▶ [Required task]: What is the number of lines holding the word "عطاء"? Write that number and nothing else.

▶ [Information shown]:
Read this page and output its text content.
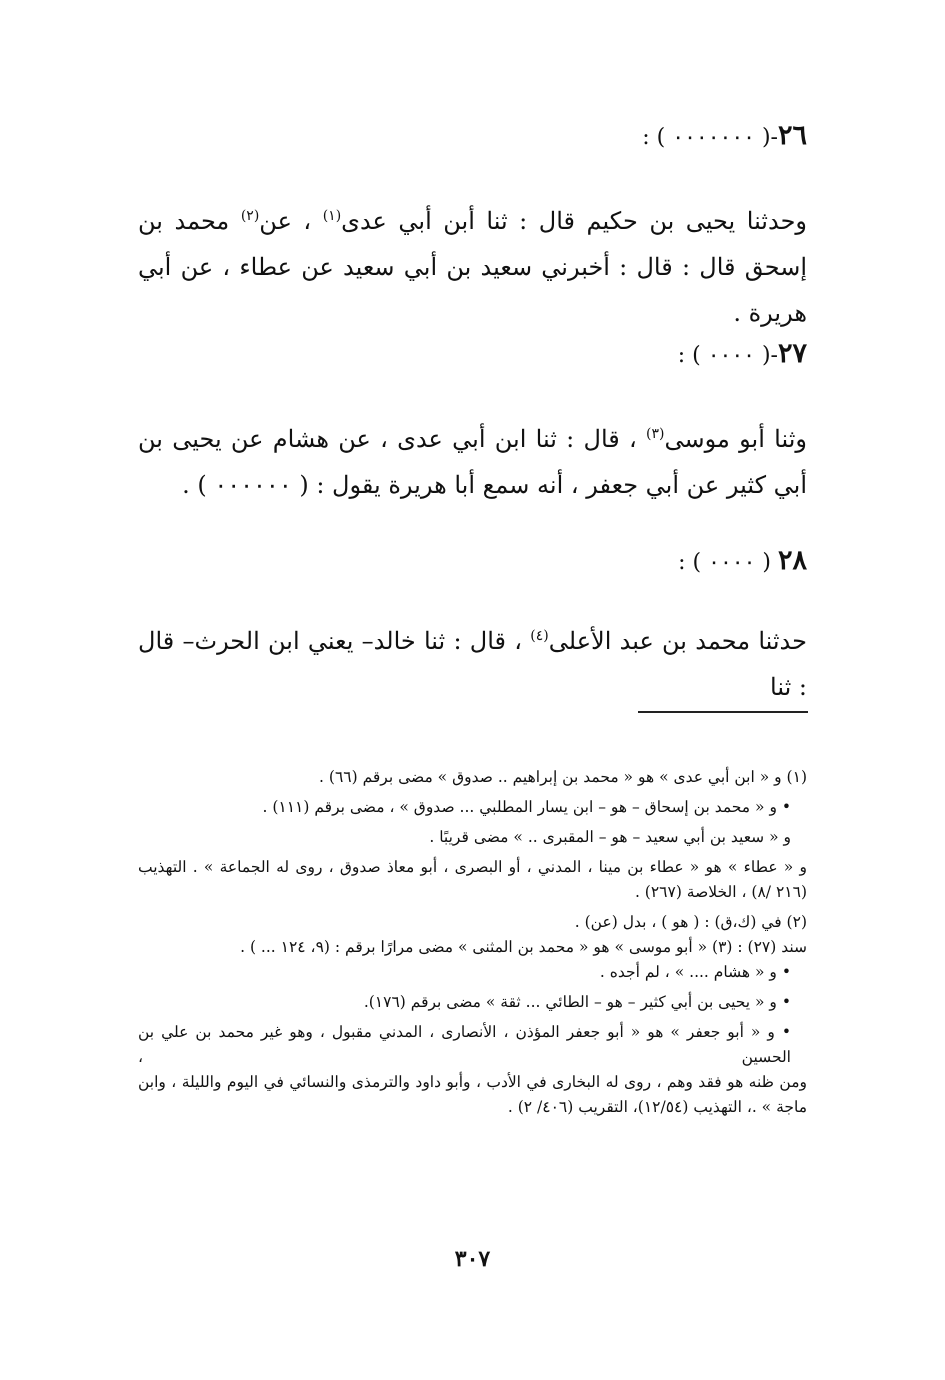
٢٦-( ٠٠٠٠٠٠٠ ) :
وحدثنا يحيى بن حكيم قال : ثنا أبن أبي عدى$^{(١)}$ ، عن$^{(٢)}$ محمد بن إسحق قال : قال : أخبرني سعيد بن أبي سعيد عن عطاء ، عن أبي هريرة .
٢٧-( ٠٠٠٠ ) :
وثنا أبو موسى$^{(٣)}$ ، قال : ثنا ابن أبي عدى ، عن هشام عن يحيى بن أبي كثير عن أبي جعفر ، أنه سمع أبا هريرة يقول : ( ٠٠٠٠٠٠ ) .
٢٨ ( ٠٠٠٠ ) :
حدثنا محمد بن عبد الأعلى$^{(٤)}$ ، قال : ثنا خالد– يعني ابن الحرث– قال : ثنا
(١) و « ابن أبي عدى » هو « محمد بن إبراهيم .. صدوق » مضى برقم (٦٦) .
• و « محمد بن إسحاق – هو – ابن يسار المطلبي ... صدوق » ، مضى برقم (١١١) .
و « سعيد بن أبي سعيد – هو – المقبرى .. » مضى قريبًا .
و « عطاء » هو « عطاء بن مينا ، المدني ، أو البصرى ، أبو معاذ صدوق ، روى له الجماعة » . التهذيب
(٢١٦ /٨) ، الخلاصة (٢٦٧) .
(٢) في (ك،ق) : ( هو ) ، بدل (عن) .
سند (٢٧) : (٣) « أبو موسى » هو « محمد بن المثنى » مضى مرارًا برقم : (٩، ١٢٤ ... ) .
• و « هشام .... » ، لم أجده .
• و « يحيى بن أبي كثير – هو – الطائي ... ثقة » مضى برقم (١٧٦).
• و « أبو جعفر » هو « أبو جعفر المؤذن ، الأنصارى ، المدني مقبول ، وهو غير محمد بن علي بن الحسين ،
ومن ظنه هو فقد وهم ، روى له البخارى في الأدب ، وأبو داود والترمذى والنسائي في اليوم والليلة ، وابن
ماجة » .، التهذيب (١٢/٥٤)، التقريب (٤٠٦/ ٢) .
٣٠٧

▶ [Answer to this problem]: 2